Listings of boxed layout items:
■ ■ ■

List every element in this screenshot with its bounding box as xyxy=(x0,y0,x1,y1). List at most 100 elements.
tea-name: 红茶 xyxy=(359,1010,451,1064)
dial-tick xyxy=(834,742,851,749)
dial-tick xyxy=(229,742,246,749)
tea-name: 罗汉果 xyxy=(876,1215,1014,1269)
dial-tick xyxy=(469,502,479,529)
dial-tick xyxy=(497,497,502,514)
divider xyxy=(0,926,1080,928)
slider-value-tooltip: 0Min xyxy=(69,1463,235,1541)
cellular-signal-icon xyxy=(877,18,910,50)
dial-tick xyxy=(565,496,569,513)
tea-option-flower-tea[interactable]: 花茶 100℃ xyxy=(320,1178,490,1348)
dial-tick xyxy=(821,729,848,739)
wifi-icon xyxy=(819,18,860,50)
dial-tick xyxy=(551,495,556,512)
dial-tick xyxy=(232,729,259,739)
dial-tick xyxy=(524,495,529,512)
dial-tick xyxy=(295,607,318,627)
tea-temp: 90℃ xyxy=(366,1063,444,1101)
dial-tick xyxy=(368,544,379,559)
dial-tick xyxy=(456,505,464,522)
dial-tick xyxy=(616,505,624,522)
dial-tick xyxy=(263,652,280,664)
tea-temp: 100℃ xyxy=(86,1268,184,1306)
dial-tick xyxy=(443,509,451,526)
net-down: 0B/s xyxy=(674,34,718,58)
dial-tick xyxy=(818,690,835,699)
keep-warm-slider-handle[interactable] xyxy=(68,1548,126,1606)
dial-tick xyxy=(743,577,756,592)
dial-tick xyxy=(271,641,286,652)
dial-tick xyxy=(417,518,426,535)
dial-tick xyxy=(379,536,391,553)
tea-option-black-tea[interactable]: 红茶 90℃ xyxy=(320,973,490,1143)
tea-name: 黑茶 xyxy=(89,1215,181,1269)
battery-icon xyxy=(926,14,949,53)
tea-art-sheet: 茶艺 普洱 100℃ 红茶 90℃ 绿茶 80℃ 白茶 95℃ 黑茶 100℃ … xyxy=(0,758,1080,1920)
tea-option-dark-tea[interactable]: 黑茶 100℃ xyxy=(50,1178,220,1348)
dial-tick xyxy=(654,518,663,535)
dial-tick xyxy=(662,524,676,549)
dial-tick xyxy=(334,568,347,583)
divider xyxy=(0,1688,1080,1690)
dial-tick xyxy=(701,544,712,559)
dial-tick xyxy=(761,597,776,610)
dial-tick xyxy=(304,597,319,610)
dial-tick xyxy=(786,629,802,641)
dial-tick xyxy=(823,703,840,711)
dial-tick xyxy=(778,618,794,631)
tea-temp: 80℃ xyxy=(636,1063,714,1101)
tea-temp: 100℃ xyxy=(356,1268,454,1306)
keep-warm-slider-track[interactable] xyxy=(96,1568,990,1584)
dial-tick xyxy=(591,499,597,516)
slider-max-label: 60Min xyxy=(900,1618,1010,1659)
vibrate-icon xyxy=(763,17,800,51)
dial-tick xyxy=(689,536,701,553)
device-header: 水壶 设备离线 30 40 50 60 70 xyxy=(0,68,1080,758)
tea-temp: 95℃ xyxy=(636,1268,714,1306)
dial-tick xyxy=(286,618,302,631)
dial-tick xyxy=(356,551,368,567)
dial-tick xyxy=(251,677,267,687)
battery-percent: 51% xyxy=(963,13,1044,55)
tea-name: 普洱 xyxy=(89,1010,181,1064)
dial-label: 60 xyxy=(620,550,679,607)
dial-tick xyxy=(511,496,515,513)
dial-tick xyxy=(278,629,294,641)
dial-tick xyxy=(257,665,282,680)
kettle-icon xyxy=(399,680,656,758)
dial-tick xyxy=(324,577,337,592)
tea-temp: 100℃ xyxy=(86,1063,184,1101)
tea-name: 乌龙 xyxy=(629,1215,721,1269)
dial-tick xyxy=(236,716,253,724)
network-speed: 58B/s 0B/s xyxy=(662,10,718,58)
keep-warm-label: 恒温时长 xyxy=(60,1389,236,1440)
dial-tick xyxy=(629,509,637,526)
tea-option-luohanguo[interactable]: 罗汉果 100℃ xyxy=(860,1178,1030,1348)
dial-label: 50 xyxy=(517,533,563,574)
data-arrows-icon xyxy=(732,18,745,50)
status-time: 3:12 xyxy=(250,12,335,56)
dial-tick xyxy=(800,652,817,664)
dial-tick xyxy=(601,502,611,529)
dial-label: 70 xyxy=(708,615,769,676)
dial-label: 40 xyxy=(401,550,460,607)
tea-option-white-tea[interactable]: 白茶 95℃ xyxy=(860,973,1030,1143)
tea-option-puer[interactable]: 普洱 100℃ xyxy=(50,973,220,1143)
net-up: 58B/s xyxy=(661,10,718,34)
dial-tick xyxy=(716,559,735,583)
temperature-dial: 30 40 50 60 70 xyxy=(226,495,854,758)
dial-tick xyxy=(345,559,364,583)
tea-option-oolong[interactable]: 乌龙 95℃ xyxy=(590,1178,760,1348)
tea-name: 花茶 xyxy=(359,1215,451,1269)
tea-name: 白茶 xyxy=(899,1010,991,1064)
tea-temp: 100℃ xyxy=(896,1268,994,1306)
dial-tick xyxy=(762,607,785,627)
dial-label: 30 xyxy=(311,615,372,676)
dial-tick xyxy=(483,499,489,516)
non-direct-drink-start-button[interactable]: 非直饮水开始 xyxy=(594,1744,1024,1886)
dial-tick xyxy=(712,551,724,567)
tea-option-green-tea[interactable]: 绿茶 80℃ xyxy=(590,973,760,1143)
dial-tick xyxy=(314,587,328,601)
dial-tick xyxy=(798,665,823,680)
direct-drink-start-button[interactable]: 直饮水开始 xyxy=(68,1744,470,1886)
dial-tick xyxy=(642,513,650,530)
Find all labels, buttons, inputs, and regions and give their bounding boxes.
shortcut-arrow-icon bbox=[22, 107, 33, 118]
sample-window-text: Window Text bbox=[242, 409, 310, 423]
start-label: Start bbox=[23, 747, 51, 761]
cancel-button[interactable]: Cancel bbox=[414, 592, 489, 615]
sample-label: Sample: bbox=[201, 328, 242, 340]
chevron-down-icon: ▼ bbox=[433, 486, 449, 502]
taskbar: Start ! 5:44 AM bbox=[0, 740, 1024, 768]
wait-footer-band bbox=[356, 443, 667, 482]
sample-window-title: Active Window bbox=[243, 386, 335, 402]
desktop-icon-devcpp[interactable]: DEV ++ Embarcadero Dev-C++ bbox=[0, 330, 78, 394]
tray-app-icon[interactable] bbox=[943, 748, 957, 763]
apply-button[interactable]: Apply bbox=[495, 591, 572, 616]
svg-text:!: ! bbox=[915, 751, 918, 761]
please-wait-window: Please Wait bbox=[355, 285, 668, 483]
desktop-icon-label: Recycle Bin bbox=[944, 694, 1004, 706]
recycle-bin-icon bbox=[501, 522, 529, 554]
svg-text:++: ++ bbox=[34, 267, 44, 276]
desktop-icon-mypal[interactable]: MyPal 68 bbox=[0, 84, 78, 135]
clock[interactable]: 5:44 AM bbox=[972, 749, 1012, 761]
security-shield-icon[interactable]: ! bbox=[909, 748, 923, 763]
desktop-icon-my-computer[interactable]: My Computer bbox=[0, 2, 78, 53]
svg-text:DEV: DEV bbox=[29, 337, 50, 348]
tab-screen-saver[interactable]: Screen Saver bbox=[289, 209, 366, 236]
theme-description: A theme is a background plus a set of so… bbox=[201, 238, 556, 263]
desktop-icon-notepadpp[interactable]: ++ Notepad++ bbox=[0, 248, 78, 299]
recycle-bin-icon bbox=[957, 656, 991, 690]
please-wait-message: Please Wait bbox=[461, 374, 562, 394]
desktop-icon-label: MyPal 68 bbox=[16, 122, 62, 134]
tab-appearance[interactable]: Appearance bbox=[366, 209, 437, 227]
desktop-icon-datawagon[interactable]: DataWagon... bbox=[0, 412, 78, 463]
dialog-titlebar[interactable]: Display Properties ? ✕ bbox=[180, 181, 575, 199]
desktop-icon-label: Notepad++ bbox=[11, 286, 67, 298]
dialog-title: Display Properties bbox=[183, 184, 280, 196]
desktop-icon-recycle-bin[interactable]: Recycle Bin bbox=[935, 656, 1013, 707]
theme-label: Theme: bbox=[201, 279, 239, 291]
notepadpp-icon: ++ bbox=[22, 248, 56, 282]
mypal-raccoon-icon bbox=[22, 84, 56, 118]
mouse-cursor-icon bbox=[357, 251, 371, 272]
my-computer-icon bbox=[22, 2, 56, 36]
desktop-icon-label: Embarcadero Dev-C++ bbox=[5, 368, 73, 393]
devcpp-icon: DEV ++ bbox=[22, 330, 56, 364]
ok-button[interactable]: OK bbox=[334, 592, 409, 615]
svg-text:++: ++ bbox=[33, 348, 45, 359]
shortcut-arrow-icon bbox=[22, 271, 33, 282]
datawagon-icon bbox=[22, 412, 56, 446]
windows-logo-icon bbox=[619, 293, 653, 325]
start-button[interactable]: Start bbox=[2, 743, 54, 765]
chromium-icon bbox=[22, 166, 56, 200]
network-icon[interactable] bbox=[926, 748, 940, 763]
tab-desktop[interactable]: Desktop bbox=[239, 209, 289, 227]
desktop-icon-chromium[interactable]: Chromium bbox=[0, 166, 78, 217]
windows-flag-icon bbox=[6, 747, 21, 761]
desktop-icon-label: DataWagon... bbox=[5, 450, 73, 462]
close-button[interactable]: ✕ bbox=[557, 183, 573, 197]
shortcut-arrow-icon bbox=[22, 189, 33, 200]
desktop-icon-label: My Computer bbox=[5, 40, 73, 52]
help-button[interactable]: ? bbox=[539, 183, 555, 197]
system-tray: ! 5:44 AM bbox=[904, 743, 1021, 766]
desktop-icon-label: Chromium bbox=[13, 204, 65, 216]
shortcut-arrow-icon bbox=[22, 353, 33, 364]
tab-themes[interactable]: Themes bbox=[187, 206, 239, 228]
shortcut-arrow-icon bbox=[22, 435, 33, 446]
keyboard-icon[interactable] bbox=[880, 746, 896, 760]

■ ■ ■

Starting at the beginning of the records and ending at the line containing "dial-tick xyxy=(818,690,835,699)", rewrite those lines with every "tea-temp" changed to "tea-temperature" and everything else left unchanged.

List every element in this screenshot with its bounding box as xyxy=(x0,y0,x1,y1). List at most 100 elements.
tea-name: 红茶 xyxy=(359,1010,451,1064)
dial-tick xyxy=(834,742,851,749)
dial-tick xyxy=(229,742,246,749)
tea-name: 罗汉果 xyxy=(876,1215,1014,1269)
dial-tick xyxy=(469,502,479,529)
dial-tick xyxy=(497,497,502,514)
divider xyxy=(0,926,1080,928)
slider-value-tooltip: 0Min xyxy=(69,1463,235,1541)
cellular-signal-icon xyxy=(877,18,910,50)
dial-tick xyxy=(565,496,569,513)
tea-option-flower-tea[interactable]: 花茶 100℃ xyxy=(320,1178,490,1348)
dial-tick xyxy=(821,729,848,739)
wifi-icon xyxy=(819,18,860,50)
dial-tick xyxy=(551,495,556,512)
dial-tick xyxy=(232,729,259,739)
dial-tick xyxy=(524,495,529,512)
dial-tick xyxy=(295,607,318,627)
tea-temperature: 90℃ xyxy=(366,1063,444,1101)
dial-tick xyxy=(368,544,379,559)
dial-tick xyxy=(456,505,464,522)
dial-tick xyxy=(616,505,624,522)
dial-tick xyxy=(263,652,280,664)
tea-temperature: 100℃ xyxy=(86,1268,184,1306)
dial-tick xyxy=(443,509,451,526)
net-down: 0B/s xyxy=(674,34,718,58)
dial-tick xyxy=(818,690,835,699)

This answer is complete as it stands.